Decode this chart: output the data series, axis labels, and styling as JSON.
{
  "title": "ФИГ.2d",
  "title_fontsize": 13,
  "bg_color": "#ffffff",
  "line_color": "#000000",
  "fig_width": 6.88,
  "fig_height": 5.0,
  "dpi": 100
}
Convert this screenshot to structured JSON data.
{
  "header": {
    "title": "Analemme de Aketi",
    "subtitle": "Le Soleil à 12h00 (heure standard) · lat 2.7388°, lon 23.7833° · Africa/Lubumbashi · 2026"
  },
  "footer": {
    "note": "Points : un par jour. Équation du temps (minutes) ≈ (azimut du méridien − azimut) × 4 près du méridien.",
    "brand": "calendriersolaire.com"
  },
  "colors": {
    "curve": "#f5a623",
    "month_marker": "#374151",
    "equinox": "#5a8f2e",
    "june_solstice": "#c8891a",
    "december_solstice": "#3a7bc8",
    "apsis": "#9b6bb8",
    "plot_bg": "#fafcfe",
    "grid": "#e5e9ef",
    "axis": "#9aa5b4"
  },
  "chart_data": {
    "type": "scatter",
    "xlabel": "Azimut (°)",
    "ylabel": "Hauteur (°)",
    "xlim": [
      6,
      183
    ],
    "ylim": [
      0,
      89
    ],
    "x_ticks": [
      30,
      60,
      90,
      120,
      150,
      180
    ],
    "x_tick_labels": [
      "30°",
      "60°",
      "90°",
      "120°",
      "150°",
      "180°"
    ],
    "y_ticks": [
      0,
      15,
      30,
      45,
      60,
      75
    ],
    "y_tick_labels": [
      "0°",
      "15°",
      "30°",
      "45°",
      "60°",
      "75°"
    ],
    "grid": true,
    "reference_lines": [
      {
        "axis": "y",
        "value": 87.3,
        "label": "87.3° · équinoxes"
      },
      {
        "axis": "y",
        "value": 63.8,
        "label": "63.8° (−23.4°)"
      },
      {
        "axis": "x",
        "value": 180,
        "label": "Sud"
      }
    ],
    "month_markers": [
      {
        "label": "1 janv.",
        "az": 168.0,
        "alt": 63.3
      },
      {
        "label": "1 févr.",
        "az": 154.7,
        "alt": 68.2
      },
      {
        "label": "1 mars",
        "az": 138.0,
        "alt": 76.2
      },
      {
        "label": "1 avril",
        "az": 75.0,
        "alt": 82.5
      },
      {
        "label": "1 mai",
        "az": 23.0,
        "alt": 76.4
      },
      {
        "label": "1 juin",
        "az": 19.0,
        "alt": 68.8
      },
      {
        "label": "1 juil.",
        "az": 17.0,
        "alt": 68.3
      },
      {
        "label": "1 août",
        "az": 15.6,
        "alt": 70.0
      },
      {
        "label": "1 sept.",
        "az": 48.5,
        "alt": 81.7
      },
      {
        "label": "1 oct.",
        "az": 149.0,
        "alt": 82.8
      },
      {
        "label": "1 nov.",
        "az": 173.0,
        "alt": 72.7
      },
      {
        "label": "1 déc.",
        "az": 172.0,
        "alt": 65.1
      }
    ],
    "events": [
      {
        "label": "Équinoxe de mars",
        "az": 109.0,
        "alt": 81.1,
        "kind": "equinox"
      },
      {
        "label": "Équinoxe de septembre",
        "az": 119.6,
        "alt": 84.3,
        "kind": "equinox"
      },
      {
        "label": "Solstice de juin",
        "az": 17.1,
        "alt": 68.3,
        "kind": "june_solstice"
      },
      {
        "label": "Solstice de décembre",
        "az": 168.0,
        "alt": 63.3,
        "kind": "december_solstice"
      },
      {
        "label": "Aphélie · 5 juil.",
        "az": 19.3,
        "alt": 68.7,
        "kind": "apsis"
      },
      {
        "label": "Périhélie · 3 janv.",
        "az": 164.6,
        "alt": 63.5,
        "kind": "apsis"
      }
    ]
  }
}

* _Work required_
Please return the data above exactly as given.

* _Worked answer_
Decode this chart: output the data series, axis labels, and styling as JSON.
{
  "title": "ФИГ.2d",
  "title_fontsize": 13,
  "bg_color": "#ffffff",
  "line_color": "#000000",
  "fig_width": 6.88,
  "fig_height": 5.0,
  "dpi": 100
}
Convert this screenshot to structured JSON data.
{
  "header": {
    "title": "Analemme de Aketi",
    "subtitle": "Le Soleil à 12h00 (heure standard) · lat 2.7388°, lon 23.7833° · Africa/Lubumbashi · 2026"
  },
  "footer": {
    "note": "Points : un par jour. Équation du temps (minutes) ≈ (azimut du méridien − azimut) × 4 près du méridien.",
    "brand": "calendriersolaire.com"
  },
  "colors": {
    "curve": "#f5a623",
    "month_marker": "#374151",
    "equinox": "#5a8f2e",
    "june_solstice": "#c8891a",
    "december_solstice": "#3a7bc8",
    "apsis": "#9b6bb8",
    "plot_bg": "#fafcfe",
    "grid": "#e5e9ef",
    "axis": "#9aa5b4"
  },
  "chart_data": {
    "type": "scatter",
    "xlabel": "Azimut (°)",
    "ylabel": "Hauteur (°)",
    "xlim": [
      6,
      183
    ],
    "ylim": [
      0,
      89
    ],
    "x_ticks": [
      30,
      60,
      90,
      120,
      150,
      180
    ],
    "x_tick_labels": [
      "30°",
      "60°",
      "90°",
      "120°",
      "150°",
      "180°"
    ],
    "y_ticks": [
      0,
      15,
      30,
      45,
      60,
      75
    ],
    "y_tick_labels": [
      "0°",
      "15°",
      "30°",
      "45°",
      "60°",
      "75°"
    ],
    "grid": true,
    "reference_lines": [
      {
        "axis": "y",
        "value": 87.3,
        "label": "87.3° · équinoxes"
      },
      {
        "axis": "y",
        "value": 63.8,
        "label": "63.8° (−23.4°)"
      },
      {
        "axis": "x",
        "value": 180,
        "label": "Sud"
      }
    ],
    "month_markers": [
      {
        "label": "1 janv.",
        "az": 168.0,
        "alt": 63.3
      },
      {
        "label": "1 févr.",
        "az": 154.7,
        "alt": 68.2
      },
      {
        "label": "1 mars",
        "az": 138.0,
        "alt": 76.2
      },
      {
        "label": "1 avril",
        "az": 75.0,
        "alt": 82.5
      },
      {
        "label": "1 mai",
        "az": 23.0,
        "alt": 76.4
      },
      {
        "label": "1 juin",
        "az": 19.0,
        "alt": 68.8
      },
      {
        "label": "1 juil.",
        "az": 17.0,
        "alt": 68.3
      },
      {
        "label": "1 août",
        "az": 15.6,
        "alt": 70.0
      },
      {
        "label": "1 sept.",
        "az": 48.5,
        "alt": 81.7
      },
      {
        "label": "1 oct.",
        "az": 149.0,
        "alt": 82.8
      },
      {
        "label": "1 nov.",
        "az": 173.0,
        "alt": 72.7
      },
      {
        "label": "1 déc.",
        "az": 172.0,
        "alt": 65.1
      }
    ],
    "events": [
      {
        "label": "Équinoxe de mars",
        "az": 109.0,
        "alt": 81.1,
        "kind": "equinox"
      },
      {
        "label": "Équinoxe de septembre",
        "az": 119.6,
        "alt": 84.3,
        "kind": "equinox"
      },
      {
        "label": "Solstice de juin",
        "az": 17.1,
        "alt": 68.3,
        "kind": "june_solstice"
      },
      {
        "label": "Solstice de décembre",
        "az": 168.0,
        "alt": 63.3,
        "kind": "december_solstice"
      },
      {
        "label": "Aphélie · 5 juil.",
        "az": 19.3,
        "alt": 68.7,
        "kind": "apsis"
      },
      {
        "label": "Périhélie · 3 janv.",
        "az": 164.6,
        "alt": 63.5,
        "kind": "apsis"
      }
    ]
  }
}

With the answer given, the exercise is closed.